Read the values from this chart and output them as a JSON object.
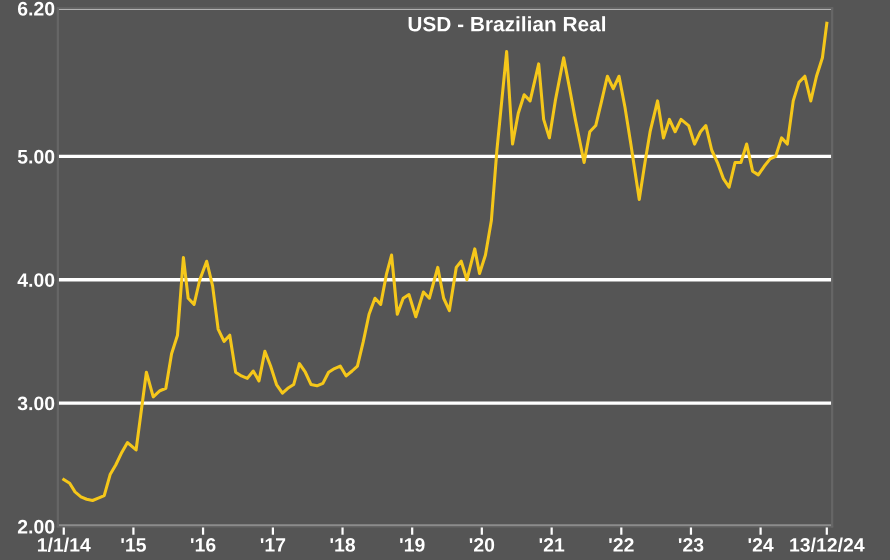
{
  "chart_data": {
    "type": "line",
    "title": "USD - Brazilian Real",
    "x": [
      "2014-01-01",
      "2014-02-01",
      "2014-03-01",
      "2014-04-01",
      "2014-05-01",
      "2014-06-01",
      "2014-07-01",
      "2014-08-01",
      "2014-09-01",
      "2014-10-01",
      "2014-11-01",
      "2014-12-01",
      "2015-01-15",
      "2015-03-10",
      "2015-04-15",
      "2015-05-20",
      "2015-06-20",
      "2015-07-20",
      "2015-08-20",
      "2015-09-20",
      "2015-10-15",
      "2015-11-15",
      "2015-12-15",
      "2016-01-20",
      "2016-02-20",
      "2016-03-20",
      "2016-04-20",
      "2016-05-20",
      "2016-06-20",
      "2016-07-20",
      "2016-08-20",
      "2016-09-20",
      "2016-10-20",
      "2016-11-20",
      "2016-12-20",
      "2017-01-20",
      "2017-02-20",
      "2017-03-20",
      "2017-04-20",
      "2017-05-20",
      "2017-06-20",
      "2017-07-20",
      "2017-08-20",
      "2017-09-20",
      "2017-10-20",
      "2017-11-20",
      "2017-12-20",
      "2018-01-20",
      "2018-02-20",
      "2018-03-20",
      "2018-04-20",
      "2018-05-20",
      "2018-06-20",
      "2018-07-20",
      "2018-08-20",
      "2018-09-15",
      "2018-10-15",
      "2018-11-15",
      "2018-12-15",
      "2019-01-20",
      "2019-03-01",
      "2019-04-01",
      "2019-05-15",
      "2019-06-15",
      "2019-07-15",
      "2019-08-20",
      "2019-09-15",
      "2019-10-15",
      "2019-11-25",
      "2019-12-20",
      "2020-01-20",
      "2020-02-20",
      "2020-03-20",
      "2020-05-10",
      "2020-06-10",
      "2020-07-10",
      "2020-08-10",
      "2020-09-10",
      "2020-10-25",
      "2020-11-20",
      "2020-12-20",
      "2021-01-20",
      "2021-03-05",
      "2021-04-05",
      "2021-05-05",
      "2021-06-20",
      "2021-07-20",
      "2021-08-20",
      "2021-09-20",
      "2021-10-20",
      "2021-11-20",
      "2021-12-20",
      "2022-01-20",
      "2022-02-20",
      "2022-04-05",
      "2022-05-05",
      "2022-06-01",
      "2022-07-10",
      "2022-08-10",
      "2022-09-10",
      "2022-10-10",
      "2022-11-10",
      "2022-12-20",
      "2023-01-20",
      "2023-02-20",
      "2023-03-20",
      "2023-04-20",
      "2023-05-20",
      "2023-06-20",
      "2023-07-20",
      "2023-08-20",
      "2023-09-20",
      "2023-10-20",
      "2023-11-20",
      "2023-12-20",
      "2024-01-20",
      "2024-02-20",
      "2024-03-20",
      "2024-04-20",
      "2024-05-20",
      "2024-06-20",
      "2024-07-20",
      "2024-08-20",
      "2024-09-20",
      "2024-10-20",
      "2024-11-20",
      "2024-12-13"
    ],
    "series": [
      {
        "color": "#f5c71a",
        "values": [
          2.38,
          2.35,
          2.28,
          2.24,
          2.22,
          2.21,
          2.23,
          2.25,
          2.42,
          2.5,
          2.6,
          2.68,
          2.62,
          3.25,
          3.05,
          3.1,
          3.12,
          3.4,
          3.55,
          4.18,
          3.85,
          3.8,
          4.0,
          4.15,
          3.95,
          3.6,
          3.5,
          3.55,
          3.25,
          3.22,
          3.2,
          3.26,
          3.18,
          3.42,
          3.3,
          3.15,
          3.08,
          3.12,
          3.15,
          3.32,
          3.25,
          3.15,
          3.14,
          3.16,
          3.25,
          3.28,
          3.3,
          3.22,
          3.26,
          3.3,
          3.5,
          3.72,
          3.85,
          3.8,
          4.05,
          4.2,
          3.72,
          3.85,
          3.88,
          3.7,
          3.9,
          3.85,
          4.1,
          3.85,
          3.75,
          4.1,
          4.15,
          4.0,
          4.25,
          4.05,
          4.2,
          4.48,
          5.05,
          5.85,
          5.1,
          5.35,
          5.5,
          5.45,
          5.75,
          5.3,
          5.15,
          5.45,
          5.8,
          5.55,
          5.3,
          4.95,
          5.2,
          5.25,
          5.45,
          5.65,
          5.55,
          5.65,
          5.4,
          5.1,
          4.65,
          4.95,
          5.2,
          5.45,
          5.15,
          5.3,
          5.2,
          5.3,
          5.25,
          5.1,
          5.2,
          5.25,
          5.05,
          4.95,
          4.82,
          4.75,
          4.95,
          4.95,
          5.1,
          4.88,
          4.85,
          4.92,
          4.98,
          5.0,
          5.15,
          5.1,
          5.45,
          5.6,
          5.65,
          5.45,
          5.65,
          5.8,
          6.08
        ]
      }
    ],
    "ylim": [
      2.0,
      6.2
    ],
    "yticks": [
      {
        "value": 2.0,
        "label": "2.00"
      },
      {
        "value": 3.0,
        "label": "3.00"
      },
      {
        "value": 4.0,
        "label": "4.00"
      },
      {
        "value": 5.0,
        "label": "5.00"
      },
      {
        "value": 6.2,
        "label": "6.20"
      }
    ],
    "xlim": [
      "2013-12-01",
      "2025-01-10"
    ],
    "xticks": [
      {
        "value": "2014-01-01",
        "label": "1/1/14"
      },
      {
        "value": "2015-01-01",
        "label": "'15"
      },
      {
        "value": "2016-01-01",
        "label": "'16"
      },
      {
        "value": "2017-01-01",
        "label": "'17"
      },
      {
        "value": "2018-01-01",
        "label": "'18"
      },
      {
        "value": "2019-01-01",
        "label": "'19"
      },
      {
        "value": "2020-01-01",
        "label": "'20"
      },
      {
        "value": "2021-01-01",
        "label": "'21"
      },
      {
        "value": "2022-01-01",
        "label": "'22"
      },
      {
        "value": "2023-01-01",
        "label": "'23"
      },
      {
        "value": "2024-01-01",
        "label": "'24"
      },
      {
        "value": "2024-12-13",
        "label": "13/12/24"
      }
    ],
    "grid": "y"
  }
}
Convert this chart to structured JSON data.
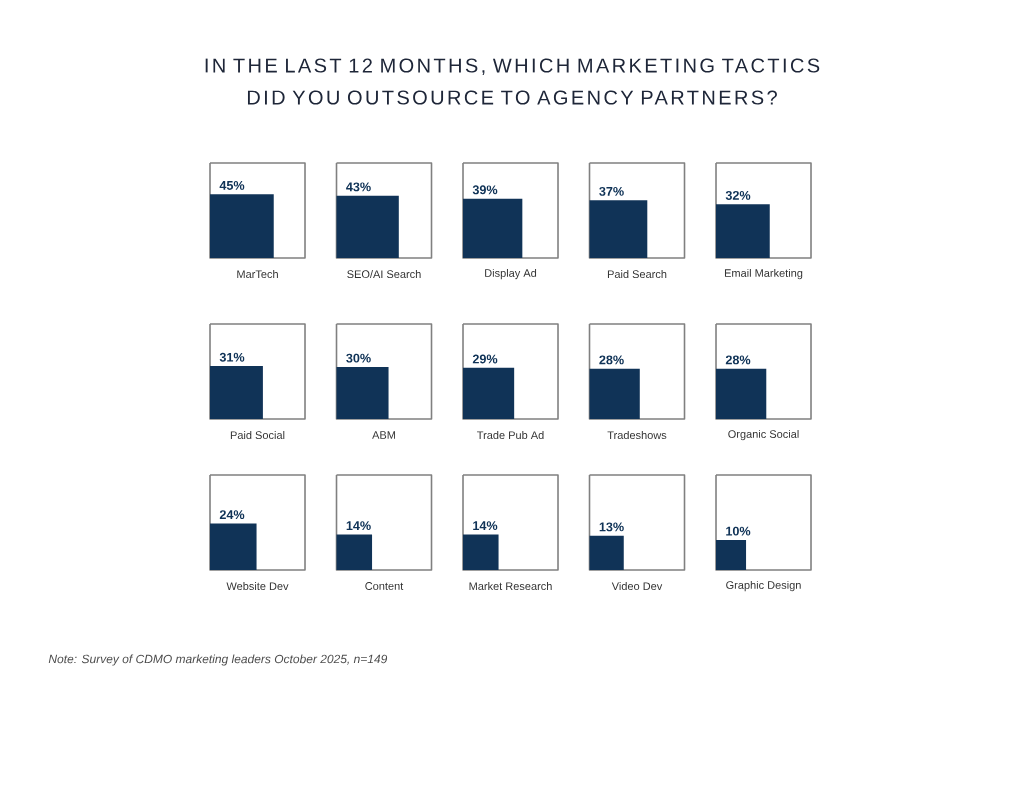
{
  "chart_data": {
    "type": "other",
    "title": "IN THE LAST 12 MONTHS, WHICH MARKETING TACTICS DID YOU OUTSOURCE TO AGENCY PARTNERS?",
    "categories": [
      "MarTech",
      "SEO/AI Search",
      "Display Ad",
      "Paid Search",
      "Email Marketing",
      "Paid Social",
      "ABM",
      "Trade Pub Ad",
      "Tradeshows",
      "Organic Social",
      "Website Dev",
      "Content",
      "Market Research",
      "Video Dev",
      "Graphic Design"
    ],
    "values": [
      45,
      43,
      39,
      37,
      32,
      31,
      30,
      29,
      28,
      28,
      24,
      14,
      14,
      13,
      10
    ],
    "value_labels": [
      "45%",
      "43%",
      "39%",
      "37%",
      "32%",
      "31%",
      "30%",
      "29%",
      "28%",
      "28%",
      "24%",
      "14%",
      "14%",
      "13%",
      "10%"
    ],
    "color": "#103357",
    "annotations": [
      "Note: Survey of CDMO marketing leaders October 2025, n=149"
    ]
  }
}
========================================================================
_WHAT IS NEEDED:_
Extract every line of the data exactly; pictures stay out.

_WRITTEN RESPONSE:_
Read the values from this chart and output them as a JSON object.
{
  "chart_data": {
    "type": "line",
    "title": "USD - Brazilian Real",
    "x": [
      "2014-01-01",
      "2014-02-01",
      "2014-03-01",
      "2014-04-01",
      "2014-05-01",
      "2014-06-01",
      "2014-07-01",
      "2014-08-01",
      "2014-09-01",
      "2014-10-01",
      "2014-11-01",
      "2014-12-01",
      "2015-01-15",
      "2015-03-10",
      "2015-04-15",
      "2015-05-20",
      "2015-06-20",
      "2015-07-20",
      "2015-08-20",
      "2015-09-20",
      "2015-10-15",
      "2015-11-15",
      "2015-12-15",
      "2016-01-20",
      "2016-02-20",
      "2016-03-20",
      "2016-04-20",
      "2016-05-20",
      "2016-06-20",
      "2016-07-20",
      "2016-08-20",
      "2016-09-20",
      "2016-10-20",
      "2016-11-20",
      "2016-12-20",
      "2017-01-20",
      "2017-02-20",
      "2017-03-20",
      "2017-04-20",
      "2017-05-20",
      "2017-06-20",
      "2017-07-20",
      "2017-08-20",
      "2017-09-20",
      "2017-10-20",
      "2017-11-20",
      "2017-12-20",
      "2018-01-20",
      "2018-02-20",
      "2018-03-20",
      "2018-04-20",
      "2018-05-20",
      "2018-06-20",
      "2018-07-20",
      "2018-08-20",
      "2018-09-15",
      "2018-10-15",
      "2018-11-15",
      "2018-12-15",
      "2019-01-20",
      "2019-03-01",
      "2019-04-01",
      "2019-05-15",
      "2019-06-15",
      "2019-07-15",
      "2019-08-20",
      "2019-09-15",
      "2019-10-15",
      "2019-11-25",
      "2019-12-20",
      "2020-01-20",
      "2020-02-20",
      "2020-03-20",
      "2020-05-10",
      "2020-06-10",
      "2020-07-10",
      "2020-08-10",
      "2020-09-10",
      "2020-10-25",
      "2020-11-20",
      "2020-12-20",
      "2021-01-20",
      "2021-03-05",
      "2021-04-05",
      "2021-05-05",
      "2021-06-20",
      "2021-07-20",
      "2021-08-20",
      "2021-09-20",
      "2021-10-20",
      "2021-11-20",
      "2021-12-20",
      "2022-01-20",
      "2022-02-20",
      "2022-04-05",
      "2022-05-05",
      "2022-06-01",
      "2022-07-10",
      "2022-08-10",
      "2022-09-10",
      "2022-10-10",
      "2022-11-10",
      "2022-12-20",
      "2023-01-20",
      "2023-02-20",
      "2023-03-20",
      "2023-04-20",
      "2023-05-20",
      "2023-06-20",
      "2023-07-20",
      "2023-08-20",
      "2023-09-20",
      "2023-10-20",
      "2023-11-20",
      "2023-12-20",
      "2024-01-20",
      "2024-02-20",
      "2024-03-20",
      "2024-04-20",
      "2024-05-20",
      "2024-06-20",
      "2024-07-20",
      "2024-08-20",
      "2024-09-20",
      "2024-10-20",
      "2024-11-20",
      "2024-12-13"
    ],
    "series": [
      {
        "color": "#f5c71a",
        "values": [
          2.38,
          2.35,
          2.28,
          2.24,
          2.22,
          2.21,
          2.23,
          2.25,
          2.42,
          2.5,
          2.6,
          2.68,
          2.62,
          3.25,
          3.05,
          3.1,
          3.12,
          3.4,
          3.55,
          4.18,
          3.85,
          3.8,
          4.0,
          4.15,
          3.95,
          3.6,
          3.5,
          3.55,
          3.25,
          3.22,
          3.2,
          3.26,
          3.18,
          3.42,
          3.3,
          3.15,
          3.08,
          3.12,
          3.15,
          3.32,
          3.25,
          3.15,
          3.14,
          3.16,
          3.25,
          3.28,
          3.3,
          3.22,
          3.26,
          3.3,
          3.5,
          3.72,
          3.85,
          3.8,
          4.05,
          4.2,
          3.72,
          3.85,
          3.88,
          3.7,
          3.9,
          3.85,
          4.1,
          3.85,
          3.75,
          4.1,
          4.15,
          4.0,
          4.25,
          4.05,
          4.2,
          4.48,
          5.05,
          5.85,
          5.1,
          5.35,
          5.5,
          5.45,
          5.75,
          5.3,
          5.15,
          5.45,
          5.8,
          5.55,
          5.3,
          4.95,
          5.2,
          5.25,
          5.45,
          5.65,
          5.55,
          5.65,
          5.4,
          5.1,
          4.65,
          4.95,
          5.2,
          5.45,
          5.15,
          5.3,
          5.2,
          5.3,
          5.25,
          5.1,
          5.2,
          5.25,
          5.05,
          4.95,
          4.82,
          4.75,
          4.95,
          4.95,
          5.1,
          4.88,
          4.85,
          4.92,
          4.98,
          5.0,
          5.15,
          5.1,
          5.45,
          5.6,
          5.65,
          5.45,
          5.65,
          5.8,
          6.08
        ]
      }
    ],
    "ylim": [
      2.0,
      6.2
    ],
    "yticks": [
      {
        "value": 2.0,
        "label": "2.00"
      },
      {
        "value": 3.0,
        "label": "3.00"
      },
      {
        "value": 4.0,
        "label": "4.00"
      },
      {
        "value": 5.0,
        "label": "5.00"
      },
      {
        "value": 6.2,
        "label": "6.20"
      }
    ],
    "xlim": [
      "2013-12-01",
      "2025-01-10"
    ],
    "xticks": [
      {
        "value": "2014-01-01",
        "label": "1/1/14"
      },
      {
        "value": "2015-01-01",
        "label": "'15"
      },
      {
        "value": "2016-01-01",
        "label": "'16"
      },
      {
        "value": "2017-01-01",
        "label": "'17"
      },
      {
        "value": "2018-01-01",
        "label": "'18"
      },
      {
        "value": "2019-01-01",
        "label": "'19"
      },
      {
        "value": "2020-01-01",
        "label": "'20"
      },
      {
        "value": "2021-01-01",
        "label": "'21"
      },
      {
        "value": "2022-01-01",
        "label": "'22"
      },
      {
        "value": "2023-01-01",
        "label": "'23"
      },
      {
        "value": "2024-01-01",
        "label": "'24"
      },
      {
        "value": "2024-12-13",
        "label": "13/12/24"
      }
    ],
    "grid": "y"
  }
}
Convert this chart to structured JSON data.
{
  "chart_data": {
    "type": "other",
    "title": "IN THE LAST 12 MONTHS, WHICH MARKETING TACTICS DID YOU OUTSOURCE TO AGENCY PARTNERS?",
    "categories": [
      "MarTech",
      "SEO/AI Search",
      "Display Ad",
      "Paid Search",
      "Email Marketing",
      "Paid Social",
      "ABM",
      "Trade Pub Ad",
      "Tradeshows",
      "Organic Social",
      "Website Dev",
      "Content",
      "Market Research",
      "Video Dev",
      "Graphic Design"
    ],
    "values": [
      45,
      43,
      39,
      37,
      32,
      31,
      30,
      29,
      28,
      28,
      24,
      14,
      14,
      13,
      10
    ],
    "value_labels": [
      "45%",
      "43%",
      "39%",
      "37%",
      "32%",
      "31%",
      "30%",
      "29%",
      "28%",
      "28%",
      "24%",
      "14%",
      "14%",
      "13%",
      "10%"
    ],
    "color": "#103357",
    "annotations": [
      "Note: Survey of CDMO marketing leaders October 2025, n=149"
    ]
  }
}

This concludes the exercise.